- _SET TASK_
Repeat each record below exactly as given.

Stored items
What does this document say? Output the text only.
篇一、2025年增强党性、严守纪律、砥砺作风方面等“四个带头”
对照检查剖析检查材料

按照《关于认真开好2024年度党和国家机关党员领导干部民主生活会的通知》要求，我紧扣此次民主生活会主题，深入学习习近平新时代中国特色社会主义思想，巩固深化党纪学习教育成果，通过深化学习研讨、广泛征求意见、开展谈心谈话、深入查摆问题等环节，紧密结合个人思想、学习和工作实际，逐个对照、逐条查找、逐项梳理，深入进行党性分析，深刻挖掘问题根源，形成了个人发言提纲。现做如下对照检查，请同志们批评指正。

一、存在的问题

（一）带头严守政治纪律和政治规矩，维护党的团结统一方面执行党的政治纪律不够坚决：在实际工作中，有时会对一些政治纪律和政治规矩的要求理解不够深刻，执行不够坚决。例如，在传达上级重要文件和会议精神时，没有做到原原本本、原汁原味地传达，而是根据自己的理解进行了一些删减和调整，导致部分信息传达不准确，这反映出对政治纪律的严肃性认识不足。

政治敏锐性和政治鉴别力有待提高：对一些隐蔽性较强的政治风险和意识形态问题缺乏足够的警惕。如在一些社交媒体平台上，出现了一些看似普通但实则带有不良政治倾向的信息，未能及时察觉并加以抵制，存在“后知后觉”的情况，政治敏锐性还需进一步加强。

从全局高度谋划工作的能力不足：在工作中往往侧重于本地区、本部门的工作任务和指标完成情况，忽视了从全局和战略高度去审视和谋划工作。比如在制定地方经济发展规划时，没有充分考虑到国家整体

- _THE RESPONSE_
What does this document say? Output the text only.
篇一、2025年增强党性、严守纪律、砥砺作风方面等“四个带头”
对照检查剖析检查材料

按照《关于认真开好2024年度党和国家机关党员领导干部民主生活会的通知》要求，我紧扣此次民主生活会主题，深入学习习近平新时代中国特色社会主义思想，巩固深化党纪学习教育成果，通过深化学习研讨、广泛征求意见、开展谈心谈话、深入查摆问题等环节，紧密结合个人思想、学习和工作实际，逐个对照、逐条查找、逐项梳理，深入进行党性分析，深刻挖掘问题根源，形成了个人发言提纲。现做如下对照检查，请同志们批评指正。

一、存在的问题

（一）带头严守政治纪律和政治规矩，维护党的团结统一方面执行党的政治纪律不够坚决：在实际工作中，有时会对一些政治纪律和政治规矩的要求理解不够深刻，执行不够坚决。例如，在传达上级重要文件和会议精神时，没有做到原原本本、原汁原味地传达，而是根据自己的理解进行了一些删减和调整，导致部分信息传达不准确，这反映出对政治纪律的严肃性认识不足。

政治敏锐性和政治鉴别力有待提高：对一些隐蔽性较强的政治风险和意识形态问题缺乏足够的警惕。如在一些社交媒体平台上，出现了一些看似普通但实则带有不良政治倾向的信息，未能及时察觉并加以抵制，存在“后知后觉”的情况，政治敏锐性还需进一步加强。

从全局高度谋划工作的能力不足：在工作中往往侧重于本地区、本部门的工作任务和指标完成情况，忽视了从全局和战略高度去审视和谋划工作。比如在制定地方经济发展规划时，没有充分考虑到国家整体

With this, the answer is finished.